▶ _OBJECTIVE_: Output all the material that follows, exactly as given.

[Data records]
»»

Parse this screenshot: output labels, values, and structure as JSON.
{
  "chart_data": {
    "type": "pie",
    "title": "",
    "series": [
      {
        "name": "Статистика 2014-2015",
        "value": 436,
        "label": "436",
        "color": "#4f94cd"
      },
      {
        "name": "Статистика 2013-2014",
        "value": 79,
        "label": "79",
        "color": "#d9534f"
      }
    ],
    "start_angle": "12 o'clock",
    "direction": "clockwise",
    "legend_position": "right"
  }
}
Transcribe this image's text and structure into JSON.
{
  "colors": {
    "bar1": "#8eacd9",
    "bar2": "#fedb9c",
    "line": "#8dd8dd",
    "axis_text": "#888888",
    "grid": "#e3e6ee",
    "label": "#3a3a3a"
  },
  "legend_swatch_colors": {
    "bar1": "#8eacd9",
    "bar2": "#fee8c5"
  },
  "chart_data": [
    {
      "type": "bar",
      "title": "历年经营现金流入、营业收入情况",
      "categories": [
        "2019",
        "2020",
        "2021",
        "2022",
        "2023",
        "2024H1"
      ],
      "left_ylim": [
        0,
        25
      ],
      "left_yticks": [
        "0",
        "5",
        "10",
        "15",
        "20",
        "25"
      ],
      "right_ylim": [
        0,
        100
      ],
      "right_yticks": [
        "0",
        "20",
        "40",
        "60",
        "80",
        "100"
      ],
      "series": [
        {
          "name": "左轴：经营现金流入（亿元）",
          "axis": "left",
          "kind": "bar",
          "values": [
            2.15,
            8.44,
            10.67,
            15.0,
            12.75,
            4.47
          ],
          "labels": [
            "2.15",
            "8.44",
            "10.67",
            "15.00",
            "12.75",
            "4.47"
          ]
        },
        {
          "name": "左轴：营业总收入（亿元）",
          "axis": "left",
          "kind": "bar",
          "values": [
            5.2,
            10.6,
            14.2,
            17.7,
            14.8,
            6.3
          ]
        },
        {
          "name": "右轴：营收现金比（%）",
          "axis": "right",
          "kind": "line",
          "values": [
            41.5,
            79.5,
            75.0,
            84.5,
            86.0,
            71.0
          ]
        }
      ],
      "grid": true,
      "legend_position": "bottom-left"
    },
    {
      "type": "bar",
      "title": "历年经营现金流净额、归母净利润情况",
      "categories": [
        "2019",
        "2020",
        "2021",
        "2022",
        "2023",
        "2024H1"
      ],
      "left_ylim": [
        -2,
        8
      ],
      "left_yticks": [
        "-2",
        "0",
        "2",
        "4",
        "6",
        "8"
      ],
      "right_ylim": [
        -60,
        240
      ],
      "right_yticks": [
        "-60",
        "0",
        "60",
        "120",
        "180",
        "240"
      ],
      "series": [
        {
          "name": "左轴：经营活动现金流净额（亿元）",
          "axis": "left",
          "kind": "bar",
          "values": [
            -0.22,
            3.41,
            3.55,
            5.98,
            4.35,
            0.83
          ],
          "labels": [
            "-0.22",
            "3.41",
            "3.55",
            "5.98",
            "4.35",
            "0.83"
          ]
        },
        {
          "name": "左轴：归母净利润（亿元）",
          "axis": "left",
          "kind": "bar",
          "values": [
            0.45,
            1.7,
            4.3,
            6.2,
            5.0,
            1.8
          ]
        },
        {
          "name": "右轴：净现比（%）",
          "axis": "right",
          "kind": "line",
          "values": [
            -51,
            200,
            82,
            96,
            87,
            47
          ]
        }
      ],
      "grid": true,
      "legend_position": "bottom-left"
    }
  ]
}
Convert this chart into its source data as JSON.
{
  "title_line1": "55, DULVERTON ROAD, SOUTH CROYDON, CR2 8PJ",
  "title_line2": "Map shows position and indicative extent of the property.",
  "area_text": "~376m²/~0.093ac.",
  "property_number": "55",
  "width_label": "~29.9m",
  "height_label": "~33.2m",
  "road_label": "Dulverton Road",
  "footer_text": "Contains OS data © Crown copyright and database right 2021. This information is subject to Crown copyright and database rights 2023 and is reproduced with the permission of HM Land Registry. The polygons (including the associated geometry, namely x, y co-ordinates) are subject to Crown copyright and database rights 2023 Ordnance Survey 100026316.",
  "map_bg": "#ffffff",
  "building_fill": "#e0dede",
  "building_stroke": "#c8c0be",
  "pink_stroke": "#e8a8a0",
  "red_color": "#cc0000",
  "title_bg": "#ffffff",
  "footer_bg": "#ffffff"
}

««

▶ _RESULT OF THIS EXERCISE_:
Parse this screenshot: output labels, values, and structure as JSON.
{
  "chart_data": {
    "type": "pie",
    "title": "",
    "series": [
      {
        "name": "Статистика 2014-2015",
        "value": 436,
        "label": "436",
        "color": "#4f94cd"
      },
      {
        "name": "Статистика 2013-2014",
        "value": 79,
        "label": "79",
        "color": "#d9534f"
      }
    ],
    "start_angle": "12 o'clock",
    "direction": "clockwise",
    "legend_position": "right"
  }
}
Transcribe this image's text and structure into JSON.
{
  "colors": {
    "bar1": "#8eacd9",
    "bar2": "#fedb9c",
    "line": "#8dd8dd",
    "axis_text": "#888888",
    "grid": "#e3e6ee",
    "label": "#3a3a3a"
  },
  "legend_swatch_colors": {
    "bar1": "#8eacd9",
    "bar2": "#fee8c5"
  },
  "chart_data": [
    {
      "type": "bar",
      "title": "历年经营现金流入、营业收入情况",
      "categories": [
        "2019",
        "2020",
        "2021",
        "2022",
        "2023",
        "2024H1"
      ],
      "left_ylim": [
        0,
        25
      ],
      "left_yticks": [
        "0",
        "5",
        "10",
        "15",
        "20",
        "25"
      ],
      "right_ylim": [
        0,
        100
      ],
      "right_yticks": [
        "0",
        "20",
        "40",
        "60",
        "80",
        "100"
      ],
      "series": [
        {
          "name": "左轴：经营现金流入（亿元）",
          "axis": "left",
          "kind": "bar",
          "values": [
            2.15,
            8.44,
            10.67,
            15.0,
            12.75,
            4.47
          ],
          "labels": [
            "2.15",
            "8.44",
            "10.67",
            "15.00",
            "12.75",
            "4.47"
          ]
        },
        {
          "name": "左轴：营业总收入（亿元）",
          "axis": "left",
          "kind": "bar",
          "values": [
            5.2,
            10.6,
            14.2,
            17.7,
            14.8,
            6.3
          ]
        },
        {
          "name": "右轴：营收现金比（%）",
          "axis": "right",
          "kind": "line",
          "values": [
            41.5,
            79.5,
            75.0,
            84.5,
            86.0,
            71.0
          ]
        }
      ],
      "grid": true,
      "legend_position": "bottom-left"
    },
    {
      "type": "bar",
      "title": "历年经营现金流净额、归母净利润情况",
      "categories": [
        "2019",
        "2020",
        "2021",
        "2022",
        "2023",
        "2024H1"
      ],
      "left_ylim": [
        -2,
        8
      ],
      "left_yticks": [
        "-2",
        "0",
        "2",
        "4",
        "6",
        "8"
      ],
      "right_ylim": [
        -60,
        240
      ],
      "right_yticks": [
        "-60",
        "0",
        "60",
        "120",
        "180",
        "240"
      ],
      "series": [
        {
          "name": "左轴：经营活动现金流净额（亿元）",
          "axis": "left",
          "kind": "bar",
          "values": [
            -0.22,
            3.41,
            3.55,
            5.98,
            4.35,
            0.83
          ],
          "labels": [
            "-0.22",
            "3.41",
            "3.55",
            "5.98",
            "4.35",
            "0.83"
          ]
        },
        {
          "name": "左轴：归母净利润（亿元）",
          "axis": "left",
          "kind": "bar",
          "values": [
            0.45,
            1.7,
            4.3,
            6.2,
            5.0,
            1.8
          ]
        },
        {
          "name": "右轴：净现比（%）",
          "axis": "right",
          "kind": "line",
          "values": [
            -51,
            200,
            82,
            96,
            87,
            47
          ]
        }
      ],
      "grid": true,
      "legend_position": "bottom-left"
    }
  ]
}
Convert this chart into its source data as JSON.
{
  "title_line1": "55, DULVERTON ROAD, SOUTH CROYDON, CR2 8PJ",
  "title_line2": "Map shows position and indicative extent of the property.",
  "area_text": "~376m²/~0.093ac.",
  "property_number": "55",
  "width_label": "~29.9m",
  "height_label": "~33.2m",
  "road_label": "Dulverton Road",
  "footer_text": "Contains OS data © Crown copyright and database right 2021. This information is subject to Crown copyright and database rights 2023 and is reproduced with the permission of HM Land Registry. The polygons (including the associated geometry, namely x, y co-ordinates) are subject to Crown copyright and database rights 2023 Ordnance Survey 100026316.",
  "map_bg": "#ffffff",
  "building_fill": "#e0dede",
  "building_stroke": "#c8c0be",
  "pink_stroke": "#e8a8a0",
  "red_color": "#cc0000",
  "title_bg": "#ffffff",
  "footer_bg": "#ffffff"
}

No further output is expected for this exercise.